DIRECTIVE: Decide whether each statement below agrees with the Social CRM excerpt that follows. Answer yes or no for each and quote the words from the excerpt that decide it. (a) Oracle was placed among the Leaders. (b) Two companies made it into the Visionaries quadrant. (c) Gartner says Social CRM applications should share user-generated content and data.

Social CRM Magic Quadrant

What is interesting about the Magic Quadrant for Social CRM is that it is one of the only MQs researched and published this year where the Niche Players vastly outnumber both the Leaders and the Challengers, while only two companies made it into the Visionaries quadrant.

The Leaders, as might be expected, include Salesforce, Jive and Lithium, while Oracle -- surprisingly enough -- only made it into the Challengers Quadrant, along with Bazaarvoice.

Whether the low number of Leaders is due to the fact that Social CRM is still an emerging market remains to be seen. But, Gartner notes, one of the key characteristics of the market over the past year has been a burst of acquisition activity as vendors jostle for position.

Today we will take a look at the market itself as well as emerging market trends. On Thursday, we will take a look at the Niche Players -- who constitute the vast majority of players in the Quadrant -- to see whether this situation has evolved because individual vendors develop a single product in a niche area and stick to that, or whether there are other reasons.

If the "niche product" trend is indeed the case, then next year it will likely be dominated by more acquisition activity, with the larger vendors seeking to fill holes in their own portfolios by buying up what they don’t have already.

Gartner Defines Social CRM

How does Gartner define Social CRM? According to the MQ, it is a business strategy that generates opportunities for sales, marketing and customer services, while also benefiting online communities.

To succeed in the market, vendors need to provide ways for the customer to manage their relationship with the enterprise. The result is that Social CRM applications need to provide a number of different customer engagement levels. Gartner says that all Social CRM applications should:

  • Encourage many-to-many participation with customers
  • Share user-generated content and data
  • Provide communities with high levels of autonomy and engagement levels
  • Provide the community with balanced purpose

It only works if users participate of their own accord -- and generally, they will only do so if there is some kind of reward system in place. However, enterprises also need to be able to see measurable benefits, or they will not be inclined to invest in Social CRM technologies.

DATA LINES:
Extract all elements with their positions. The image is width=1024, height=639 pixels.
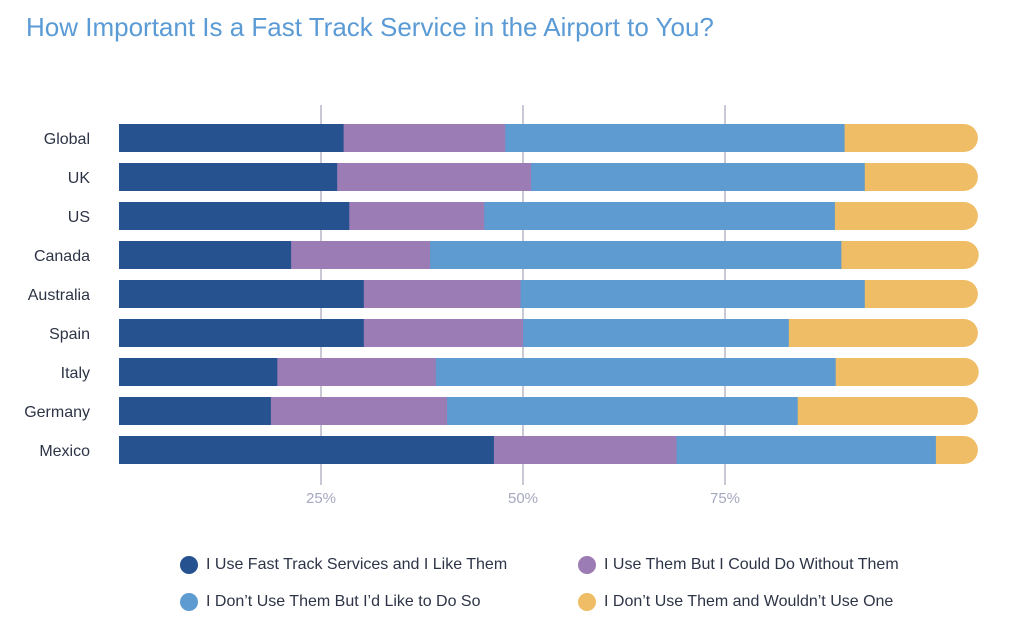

SOLUTION FOR THIS EXERCISE:
(a) No: "Oracle -- surprisingly enough -- only made it into the Challengers Quadrant, along with Bazaarvoice."
(b) Yes: "only two companies made it into the Visionaries quadrant."
(c) Yes: "Share user-generated content and data"